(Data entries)
--- Begin ---

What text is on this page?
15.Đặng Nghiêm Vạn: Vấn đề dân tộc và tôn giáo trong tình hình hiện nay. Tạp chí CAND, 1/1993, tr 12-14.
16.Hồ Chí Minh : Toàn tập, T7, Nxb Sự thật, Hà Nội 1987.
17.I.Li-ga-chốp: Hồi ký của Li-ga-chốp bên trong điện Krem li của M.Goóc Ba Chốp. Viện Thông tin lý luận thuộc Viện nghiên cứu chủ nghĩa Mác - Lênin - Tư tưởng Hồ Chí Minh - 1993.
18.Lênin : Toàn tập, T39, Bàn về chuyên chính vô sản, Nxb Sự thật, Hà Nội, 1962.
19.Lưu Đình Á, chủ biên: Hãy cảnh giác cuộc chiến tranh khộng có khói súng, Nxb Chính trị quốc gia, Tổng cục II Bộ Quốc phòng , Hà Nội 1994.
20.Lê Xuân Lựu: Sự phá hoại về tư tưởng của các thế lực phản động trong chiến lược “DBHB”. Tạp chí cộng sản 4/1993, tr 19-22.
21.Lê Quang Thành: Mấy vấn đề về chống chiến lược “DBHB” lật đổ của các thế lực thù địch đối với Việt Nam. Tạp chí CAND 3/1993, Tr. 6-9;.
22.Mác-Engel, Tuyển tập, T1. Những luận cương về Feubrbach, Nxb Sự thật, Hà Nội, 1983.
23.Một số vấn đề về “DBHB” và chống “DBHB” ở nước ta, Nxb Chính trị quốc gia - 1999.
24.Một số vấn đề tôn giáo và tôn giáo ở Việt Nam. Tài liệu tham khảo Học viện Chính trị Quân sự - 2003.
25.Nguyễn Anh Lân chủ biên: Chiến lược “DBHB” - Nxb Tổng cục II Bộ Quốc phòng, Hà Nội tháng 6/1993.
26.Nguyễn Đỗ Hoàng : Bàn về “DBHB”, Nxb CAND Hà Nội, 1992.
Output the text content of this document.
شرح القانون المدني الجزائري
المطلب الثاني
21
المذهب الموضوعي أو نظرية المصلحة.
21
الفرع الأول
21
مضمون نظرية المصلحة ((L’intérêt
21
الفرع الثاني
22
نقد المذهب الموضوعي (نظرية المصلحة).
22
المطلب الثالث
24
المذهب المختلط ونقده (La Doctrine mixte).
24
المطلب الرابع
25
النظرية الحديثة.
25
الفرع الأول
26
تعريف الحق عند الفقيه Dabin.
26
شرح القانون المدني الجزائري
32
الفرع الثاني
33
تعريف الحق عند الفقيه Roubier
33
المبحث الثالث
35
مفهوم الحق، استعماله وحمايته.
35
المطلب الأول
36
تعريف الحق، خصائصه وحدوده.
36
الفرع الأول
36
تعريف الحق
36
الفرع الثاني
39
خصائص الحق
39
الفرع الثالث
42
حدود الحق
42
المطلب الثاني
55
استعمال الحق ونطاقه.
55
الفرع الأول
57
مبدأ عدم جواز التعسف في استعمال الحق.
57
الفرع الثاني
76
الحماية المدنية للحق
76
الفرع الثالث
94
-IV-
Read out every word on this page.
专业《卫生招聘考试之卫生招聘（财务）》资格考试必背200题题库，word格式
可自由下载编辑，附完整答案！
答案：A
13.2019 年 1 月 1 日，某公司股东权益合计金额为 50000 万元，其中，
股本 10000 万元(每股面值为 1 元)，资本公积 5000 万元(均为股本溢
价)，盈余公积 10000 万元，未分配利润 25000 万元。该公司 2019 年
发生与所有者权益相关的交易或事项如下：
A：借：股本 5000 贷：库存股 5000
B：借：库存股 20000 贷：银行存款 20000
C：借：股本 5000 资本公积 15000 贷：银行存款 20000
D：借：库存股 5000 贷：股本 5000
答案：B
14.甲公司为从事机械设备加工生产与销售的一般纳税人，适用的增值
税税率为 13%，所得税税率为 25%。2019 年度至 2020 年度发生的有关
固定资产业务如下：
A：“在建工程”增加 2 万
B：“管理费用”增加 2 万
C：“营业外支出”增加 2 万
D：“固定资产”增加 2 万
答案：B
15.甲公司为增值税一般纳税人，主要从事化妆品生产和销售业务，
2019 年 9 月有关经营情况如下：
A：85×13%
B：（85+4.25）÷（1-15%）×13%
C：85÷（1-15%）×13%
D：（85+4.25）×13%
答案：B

--- End ---

DIRECTIONS FOR THIS TASK: For this exercise, gather every line of the data that contains the word "银行存款".

SOLUTION BELOW:
B：借：库存股 20000 贷：银行存款 20000
C：借：股本 5000 资本公积 15000 贷：银行存款 20000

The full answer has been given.